-- Set exercise --
Among the entries, which lines carry the string "axis"? Copy each of them.

— begin —

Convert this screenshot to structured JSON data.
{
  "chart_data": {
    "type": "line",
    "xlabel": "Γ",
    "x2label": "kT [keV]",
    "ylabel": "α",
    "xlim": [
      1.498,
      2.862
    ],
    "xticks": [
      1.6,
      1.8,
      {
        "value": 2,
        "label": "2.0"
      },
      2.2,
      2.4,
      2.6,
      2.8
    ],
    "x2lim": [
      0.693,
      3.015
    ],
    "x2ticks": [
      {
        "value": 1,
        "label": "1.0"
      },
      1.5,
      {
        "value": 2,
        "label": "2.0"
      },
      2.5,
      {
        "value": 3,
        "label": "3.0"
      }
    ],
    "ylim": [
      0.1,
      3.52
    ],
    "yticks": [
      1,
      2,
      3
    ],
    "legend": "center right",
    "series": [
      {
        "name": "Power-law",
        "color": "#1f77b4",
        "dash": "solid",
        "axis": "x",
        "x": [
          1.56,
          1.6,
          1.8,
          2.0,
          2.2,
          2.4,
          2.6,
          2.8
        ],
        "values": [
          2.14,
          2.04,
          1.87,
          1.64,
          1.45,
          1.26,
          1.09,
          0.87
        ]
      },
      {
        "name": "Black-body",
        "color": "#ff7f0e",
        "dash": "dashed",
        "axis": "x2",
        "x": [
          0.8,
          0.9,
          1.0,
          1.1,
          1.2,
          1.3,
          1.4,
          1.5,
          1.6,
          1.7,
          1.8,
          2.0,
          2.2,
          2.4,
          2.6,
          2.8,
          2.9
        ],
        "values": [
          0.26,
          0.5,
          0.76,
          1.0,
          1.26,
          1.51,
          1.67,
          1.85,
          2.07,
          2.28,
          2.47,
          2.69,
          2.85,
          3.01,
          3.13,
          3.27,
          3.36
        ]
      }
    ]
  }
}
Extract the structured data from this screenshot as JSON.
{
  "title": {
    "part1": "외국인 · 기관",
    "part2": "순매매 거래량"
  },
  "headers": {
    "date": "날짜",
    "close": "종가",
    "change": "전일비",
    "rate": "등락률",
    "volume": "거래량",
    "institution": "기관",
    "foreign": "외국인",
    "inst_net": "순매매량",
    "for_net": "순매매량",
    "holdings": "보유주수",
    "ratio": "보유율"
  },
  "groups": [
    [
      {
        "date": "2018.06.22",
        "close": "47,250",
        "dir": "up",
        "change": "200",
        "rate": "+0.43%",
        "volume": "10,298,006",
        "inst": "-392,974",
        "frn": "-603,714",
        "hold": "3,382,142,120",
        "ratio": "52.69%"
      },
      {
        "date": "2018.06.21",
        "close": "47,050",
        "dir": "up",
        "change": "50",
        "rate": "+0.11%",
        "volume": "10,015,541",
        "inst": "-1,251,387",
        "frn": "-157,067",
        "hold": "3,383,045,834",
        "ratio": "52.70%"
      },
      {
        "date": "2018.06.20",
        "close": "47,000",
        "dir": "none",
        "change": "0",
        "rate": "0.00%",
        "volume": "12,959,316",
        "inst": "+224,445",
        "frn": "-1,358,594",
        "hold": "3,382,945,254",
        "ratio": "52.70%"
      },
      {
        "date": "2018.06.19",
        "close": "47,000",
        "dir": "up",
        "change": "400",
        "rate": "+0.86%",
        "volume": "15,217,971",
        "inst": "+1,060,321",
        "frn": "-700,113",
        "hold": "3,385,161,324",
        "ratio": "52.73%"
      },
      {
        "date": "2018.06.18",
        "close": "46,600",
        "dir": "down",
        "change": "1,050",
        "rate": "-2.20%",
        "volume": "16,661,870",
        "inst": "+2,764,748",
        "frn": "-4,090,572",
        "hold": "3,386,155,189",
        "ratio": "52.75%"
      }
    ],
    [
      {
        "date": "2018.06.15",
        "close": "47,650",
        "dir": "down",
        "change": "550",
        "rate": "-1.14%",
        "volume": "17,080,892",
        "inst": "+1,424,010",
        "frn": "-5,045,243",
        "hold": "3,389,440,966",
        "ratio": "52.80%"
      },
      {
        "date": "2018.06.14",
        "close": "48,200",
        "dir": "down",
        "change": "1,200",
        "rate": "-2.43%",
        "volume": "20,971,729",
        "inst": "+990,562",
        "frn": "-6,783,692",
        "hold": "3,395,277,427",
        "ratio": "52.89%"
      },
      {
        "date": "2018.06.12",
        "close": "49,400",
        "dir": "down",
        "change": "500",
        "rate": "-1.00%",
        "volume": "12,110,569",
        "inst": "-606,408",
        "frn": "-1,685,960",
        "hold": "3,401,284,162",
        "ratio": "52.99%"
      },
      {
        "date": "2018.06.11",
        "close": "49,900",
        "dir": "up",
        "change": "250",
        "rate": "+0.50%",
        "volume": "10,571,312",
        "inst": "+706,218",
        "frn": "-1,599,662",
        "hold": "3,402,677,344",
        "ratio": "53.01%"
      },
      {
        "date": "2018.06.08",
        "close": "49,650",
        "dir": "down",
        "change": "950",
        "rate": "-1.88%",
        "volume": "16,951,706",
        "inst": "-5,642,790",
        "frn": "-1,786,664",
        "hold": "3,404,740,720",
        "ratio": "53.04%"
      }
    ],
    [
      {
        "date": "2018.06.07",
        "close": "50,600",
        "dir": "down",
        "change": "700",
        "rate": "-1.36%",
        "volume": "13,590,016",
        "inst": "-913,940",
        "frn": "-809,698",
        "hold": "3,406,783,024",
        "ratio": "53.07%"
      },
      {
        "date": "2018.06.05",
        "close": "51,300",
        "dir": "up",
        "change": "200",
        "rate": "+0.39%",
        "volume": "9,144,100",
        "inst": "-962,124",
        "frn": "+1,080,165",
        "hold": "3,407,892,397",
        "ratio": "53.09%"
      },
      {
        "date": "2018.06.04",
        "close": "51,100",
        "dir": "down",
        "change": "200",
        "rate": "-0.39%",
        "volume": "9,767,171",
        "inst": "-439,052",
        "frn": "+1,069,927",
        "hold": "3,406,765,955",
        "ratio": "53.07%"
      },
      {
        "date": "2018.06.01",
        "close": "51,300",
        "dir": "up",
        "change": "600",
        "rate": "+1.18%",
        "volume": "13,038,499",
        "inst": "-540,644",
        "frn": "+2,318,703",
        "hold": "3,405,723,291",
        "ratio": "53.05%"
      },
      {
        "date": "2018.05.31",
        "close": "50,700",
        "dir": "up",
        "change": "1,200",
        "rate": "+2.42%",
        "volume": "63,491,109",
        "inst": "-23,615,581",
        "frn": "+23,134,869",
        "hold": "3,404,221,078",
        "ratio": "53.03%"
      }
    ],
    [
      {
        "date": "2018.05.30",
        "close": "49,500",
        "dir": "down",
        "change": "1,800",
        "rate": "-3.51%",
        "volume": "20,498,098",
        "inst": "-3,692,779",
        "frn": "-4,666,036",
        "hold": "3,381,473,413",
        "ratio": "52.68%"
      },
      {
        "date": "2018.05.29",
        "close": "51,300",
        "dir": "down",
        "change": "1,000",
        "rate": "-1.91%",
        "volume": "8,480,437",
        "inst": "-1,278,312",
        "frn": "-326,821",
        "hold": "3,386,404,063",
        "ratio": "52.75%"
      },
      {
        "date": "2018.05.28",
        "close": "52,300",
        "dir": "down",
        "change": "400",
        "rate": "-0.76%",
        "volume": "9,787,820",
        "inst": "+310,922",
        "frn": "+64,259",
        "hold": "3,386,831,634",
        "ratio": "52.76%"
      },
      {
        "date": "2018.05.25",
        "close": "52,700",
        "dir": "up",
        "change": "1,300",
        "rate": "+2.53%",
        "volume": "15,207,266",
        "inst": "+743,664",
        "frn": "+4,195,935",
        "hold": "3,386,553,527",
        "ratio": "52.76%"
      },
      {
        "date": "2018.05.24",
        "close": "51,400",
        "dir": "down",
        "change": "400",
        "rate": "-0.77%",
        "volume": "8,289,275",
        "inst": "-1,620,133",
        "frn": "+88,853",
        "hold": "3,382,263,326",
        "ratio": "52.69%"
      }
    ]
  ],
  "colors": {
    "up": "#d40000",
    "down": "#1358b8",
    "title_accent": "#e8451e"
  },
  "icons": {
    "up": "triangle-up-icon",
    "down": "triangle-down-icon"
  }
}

— end —
— begin —

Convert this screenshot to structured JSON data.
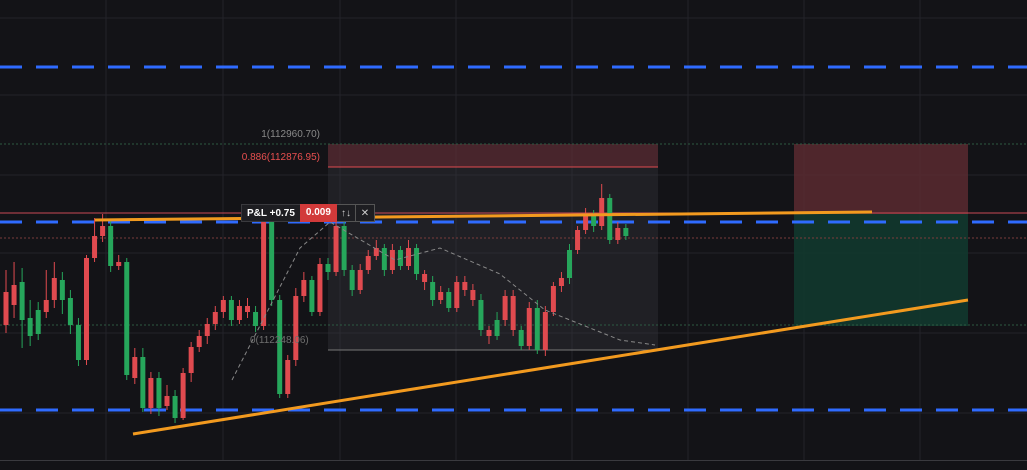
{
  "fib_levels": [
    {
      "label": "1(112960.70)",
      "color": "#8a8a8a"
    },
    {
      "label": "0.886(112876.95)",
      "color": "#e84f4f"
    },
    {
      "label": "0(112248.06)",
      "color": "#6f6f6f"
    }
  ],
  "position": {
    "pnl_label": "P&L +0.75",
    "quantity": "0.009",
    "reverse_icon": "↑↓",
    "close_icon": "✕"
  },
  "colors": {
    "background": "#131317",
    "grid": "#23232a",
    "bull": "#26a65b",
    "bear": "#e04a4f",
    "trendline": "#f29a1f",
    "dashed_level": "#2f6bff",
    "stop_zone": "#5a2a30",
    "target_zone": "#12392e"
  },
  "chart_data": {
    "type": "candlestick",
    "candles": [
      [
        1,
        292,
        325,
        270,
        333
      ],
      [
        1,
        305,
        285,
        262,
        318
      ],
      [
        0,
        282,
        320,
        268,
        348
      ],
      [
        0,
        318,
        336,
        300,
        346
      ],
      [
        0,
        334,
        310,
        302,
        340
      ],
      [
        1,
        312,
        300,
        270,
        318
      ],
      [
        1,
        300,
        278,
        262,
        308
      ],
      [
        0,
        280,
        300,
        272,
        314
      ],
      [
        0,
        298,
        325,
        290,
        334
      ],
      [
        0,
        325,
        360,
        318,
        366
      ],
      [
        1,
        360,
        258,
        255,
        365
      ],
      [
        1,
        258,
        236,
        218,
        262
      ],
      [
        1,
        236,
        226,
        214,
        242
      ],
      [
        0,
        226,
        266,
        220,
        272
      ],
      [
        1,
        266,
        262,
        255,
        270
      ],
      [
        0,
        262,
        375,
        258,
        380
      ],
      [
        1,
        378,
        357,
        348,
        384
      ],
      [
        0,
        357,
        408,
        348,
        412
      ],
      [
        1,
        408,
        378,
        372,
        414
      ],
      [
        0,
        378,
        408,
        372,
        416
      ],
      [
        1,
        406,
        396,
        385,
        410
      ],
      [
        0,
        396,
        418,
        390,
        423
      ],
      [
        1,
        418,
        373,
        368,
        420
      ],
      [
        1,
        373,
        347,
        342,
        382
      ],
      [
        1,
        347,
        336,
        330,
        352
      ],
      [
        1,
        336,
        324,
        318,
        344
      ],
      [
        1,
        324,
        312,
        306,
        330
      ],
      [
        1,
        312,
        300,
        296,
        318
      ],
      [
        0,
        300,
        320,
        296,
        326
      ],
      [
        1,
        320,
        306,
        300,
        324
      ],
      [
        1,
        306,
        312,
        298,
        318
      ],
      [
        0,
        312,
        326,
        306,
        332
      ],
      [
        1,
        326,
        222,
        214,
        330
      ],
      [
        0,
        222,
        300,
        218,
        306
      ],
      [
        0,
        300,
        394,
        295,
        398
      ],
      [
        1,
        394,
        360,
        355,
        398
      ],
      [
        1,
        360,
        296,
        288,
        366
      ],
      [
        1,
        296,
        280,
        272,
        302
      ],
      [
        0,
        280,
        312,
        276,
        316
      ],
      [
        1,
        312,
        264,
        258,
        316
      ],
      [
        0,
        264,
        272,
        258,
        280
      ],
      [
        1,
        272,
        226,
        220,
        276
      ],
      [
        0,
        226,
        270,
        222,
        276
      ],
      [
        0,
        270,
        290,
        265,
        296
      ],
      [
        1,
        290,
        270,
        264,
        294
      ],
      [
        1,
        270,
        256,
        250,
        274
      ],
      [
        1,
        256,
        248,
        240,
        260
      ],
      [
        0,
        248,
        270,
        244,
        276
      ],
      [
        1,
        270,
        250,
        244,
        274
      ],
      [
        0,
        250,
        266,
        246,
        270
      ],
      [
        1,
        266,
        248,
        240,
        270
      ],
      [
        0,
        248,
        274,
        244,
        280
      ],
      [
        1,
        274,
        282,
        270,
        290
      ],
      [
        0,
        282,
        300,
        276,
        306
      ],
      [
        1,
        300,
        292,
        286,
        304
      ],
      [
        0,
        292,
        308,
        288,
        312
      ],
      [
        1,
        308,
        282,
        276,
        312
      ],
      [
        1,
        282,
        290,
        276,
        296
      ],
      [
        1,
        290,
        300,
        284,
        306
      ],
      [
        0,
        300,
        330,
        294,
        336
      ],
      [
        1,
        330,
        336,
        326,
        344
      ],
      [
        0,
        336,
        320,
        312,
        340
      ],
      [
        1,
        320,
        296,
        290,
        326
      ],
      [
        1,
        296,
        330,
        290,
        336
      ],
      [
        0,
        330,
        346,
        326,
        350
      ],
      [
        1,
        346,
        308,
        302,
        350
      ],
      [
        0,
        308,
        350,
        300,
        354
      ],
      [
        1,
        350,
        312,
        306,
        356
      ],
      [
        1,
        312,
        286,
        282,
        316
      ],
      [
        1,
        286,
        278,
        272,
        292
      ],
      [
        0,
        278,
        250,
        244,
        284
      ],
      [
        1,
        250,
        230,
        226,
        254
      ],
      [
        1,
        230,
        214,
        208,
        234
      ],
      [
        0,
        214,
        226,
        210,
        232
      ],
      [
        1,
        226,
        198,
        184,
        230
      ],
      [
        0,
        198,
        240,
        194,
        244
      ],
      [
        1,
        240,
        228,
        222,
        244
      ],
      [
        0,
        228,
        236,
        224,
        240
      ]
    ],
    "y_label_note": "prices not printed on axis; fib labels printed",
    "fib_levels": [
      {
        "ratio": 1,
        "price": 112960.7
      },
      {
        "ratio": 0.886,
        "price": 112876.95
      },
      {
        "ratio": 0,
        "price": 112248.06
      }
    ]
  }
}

— end —

-- Correct answer --
        "axis": "x",
        "axis": "x2",
    "y_label_note": "prices not printed on axis; fib labels printed",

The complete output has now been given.